Restate all of the entries exactly, dropping any pictures they hold.

** BEGIN Data supplied **

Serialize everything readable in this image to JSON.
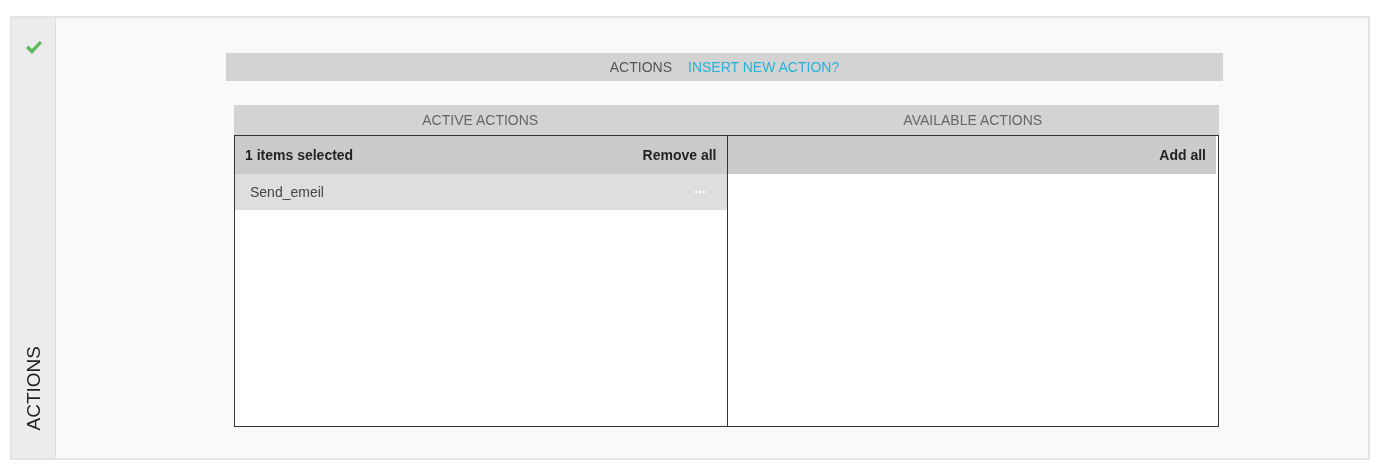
{
  "section": {
    "title": "ACTIONS",
    "valid": true
  },
  "header": {
    "label": "ACTIONS",
    "link": "INSERT NEW ACTION?"
  },
  "active": {
    "title": "ACTIVE ACTIONS",
    "count": "1 items selected",
    "action": "Remove all",
    "items": [
      {
        "name": "Send_emeil",
        "selected": true
      }
    ]
  },
  "available": {
    "title": "AVAILABLE ACTIONS",
    "action": "Add all"
  }
}
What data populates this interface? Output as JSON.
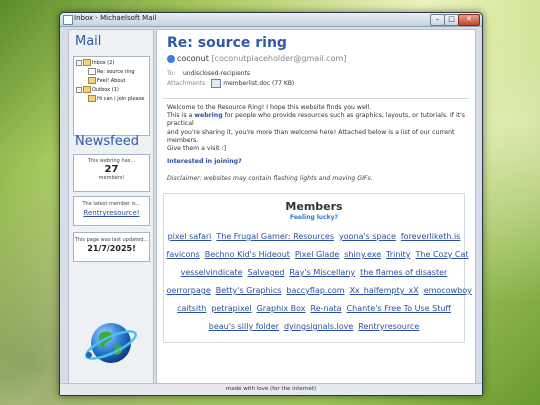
{
  "window": {
    "title": "Inbox - Michaelsoft Mail",
    "minimize": "–",
    "maximize": "□",
    "close": "✕"
  },
  "sidebar": {
    "mail_heading": "Mail",
    "tree": {
      "inbox": "Inbox (2)",
      "inbox_items": [
        "Re: source ring",
        "Feel! About"
      ],
      "outbox": "Outbox (1)",
      "outbox_items": [
        "Hi can i join please"
      ]
    },
    "newsfeed_heading": "Newsfeed",
    "webring_box": {
      "line1": "This webring has...",
      "count": "27",
      "line2": "members!"
    },
    "latest_box": {
      "line1": "The latest member is...",
      "name": "Rentryresource!"
    },
    "updated_box": {
      "line1": "This page was last updated...",
      "date": "21/7/2025!"
    }
  },
  "email": {
    "subject": "Re: source ring",
    "sender_name": "coconut",
    "sender_email": "[coconutplaceholder@gmail.com]",
    "to_label": "To:",
    "to_value": "undisclosed-recipients",
    "attachments_label": "Attachments:",
    "attachment": "memberlist.doc (77 KB)",
    "body": {
      "line1": "Welcome to the Resource Ring! I hope this website finds you well.",
      "line2_pre": "This is a ",
      "line2_link": "webring",
      "line2_post": " for people who provide resources such as graphics, layouts, or tutorials. If it's practical",
      "line3": "and you're sharing it, you're more than welcome here! Attached below is a list of our current members.",
      "line4": "Give them a visit :]"
    },
    "question": "Interested in joining?",
    "disclaimer": "Disclaimer: websites may contain flashing lights and moving GIFs."
  },
  "members": {
    "title": "Members",
    "lucky": "Feeling lucky?",
    "rows": [
      [
        "pixel safari",
        "The Frugal Gamer: Resources",
        "yoona's space",
        "foreverliketh.is"
      ],
      [
        "favicons",
        "Bechno Kid's Hideout",
        "Pixel Glade",
        "shiny.exe",
        "Trinity",
        "The Cozy Cat"
      ],
      [
        "vesselvindicate",
        "Salvaged",
        "Ray's Miscellany",
        "the flames of disaster"
      ],
      [
        "oerrorpage",
        "Betty's Graphics",
        "baccyflap.com",
        "Xx_halfempty_xX",
        "emocowboy"
      ],
      [
        "caitsith",
        "petrapixel",
        "Graphix Box",
        "Re-nata",
        "Chante's Free To Use Stuff"
      ],
      [
        "beau's silly folder",
        "dyingsignals.love",
        "Rentryresource"
      ]
    ]
  },
  "status_bar": "made with love (for the internet)",
  "colors": {
    "accent": "#2f5aa6",
    "link": "#2a4fa0",
    "lucky": "#2a7ad0"
  }
}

** END Data supplied **

• **Response below**:
Serialize everything readable in this image to JSON.
{
  "section": {
    "title": "ACTIONS",
    "valid": true
  },
  "header": {
    "label": "ACTIONS",
    "link": "INSERT NEW ACTION?"
  },
  "active": {
    "title": "ACTIVE ACTIONS",
    "count": "1 items selected",
    "action": "Remove all",
    "items": [
      {
        "name": "Send_emeil",
        "selected": true
      }
    ]
  },
  "available": {
    "title": "AVAILABLE ACTIONS",
    "action": "Add all"
  }
}
What data populates this interface? Output as JSON.
{
  "window": {
    "title": "Inbox - Michaelsoft Mail",
    "minimize": "–",
    "maximize": "□",
    "close": "✕"
  },
  "sidebar": {
    "mail_heading": "Mail",
    "tree": {
      "inbox": "Inbox (2)",
      "inbox_items": [
        "Re: source ring",
        "Feel! About"
      ],
      "outbox": "Outbox (1)",
      "outbox_items": [
        "Hi can i join please"
      ]
    },
    "newsfeed_heading": "Newsfeed",
    "webring_box": {
      "line1": "This webring has...",
      "count": "27",
      "line2": "members!"
    },
    "latest_box": {
      "line1": "The latest member is...",
      "name": "Rentryresource!"
    },
    "updated_box": {
      "line1": "This page was last updated...",
      "date": "21/7/2025!"
    }
  },
  "email": {
    "subject": "Re: source ring",
    "sender_name": "coconut",
    "sender_email": "[coconutplaceholder@gmail.com]",
    "to_label": "To:",
    "to_value": "undisclosed-recipients",
    "attachments_label": "Attachments:",
    "attachment": "memberlist.doc (77 KB)",
    "body": {
      "line1": "Welcome to the Resource Ring! I hope this website finds you well.",
      "line2_pre": "This is a ",
      "line2_link": "webring",
      "line2_post": " for people who provide resources such as graphics, layouts, or tutorials. If it's practical",
      "line3": "and you're sharing it, you're more than welcome here! Attached below is a list of our current members.",
      "line4": "Give them a visit :]"
    },
    "question": "Interested in joining?",
    "disclaimer": "Disclaimer: websites may contain flashing lights and moving GIFs."
  },
  "members": {
    "title": "Members",
    "lucky": "Feeling lucky?",
    "rows": [
      [
        "pixel safari",
        "The Frugal Gamer: Resources",
        "yoona's space",
        "foreverliketh.is"
      ],
      [
        "favicons",
        "Bechno Kid's Hideout",
        "Pixel Glade",
        "shiny.exe",
        "Trinity",
        "The Cozy Cat"
      ],
      [
        "vesselvindicate",
        "Salvaged",
        "Ray's Miscellany",
        "the flames of disaster"
      ],
      [
        "oerrorpage",
        "Betty's Graphics",
        "baccyflap.com",
        "Xx_halfempty_xX",
        "emocowboy"
      ],
      [
        "caitsith",
        "petrapixel",
        "Graphix Box",
        "Re-nata",
        "Chante's Free To Use Stuff"
      ],
      [
        "beau's silly folder",
        "dyingsignals.love",
        "Rentryresource"
      ]
    ]
  },
  "status_bar": "made with love (for the internet)",
  "colors": {
    "accent": "#2f5aa6",
    "link": "#2a4fa0",
    "lucky": "#2a7ad0"
  }
}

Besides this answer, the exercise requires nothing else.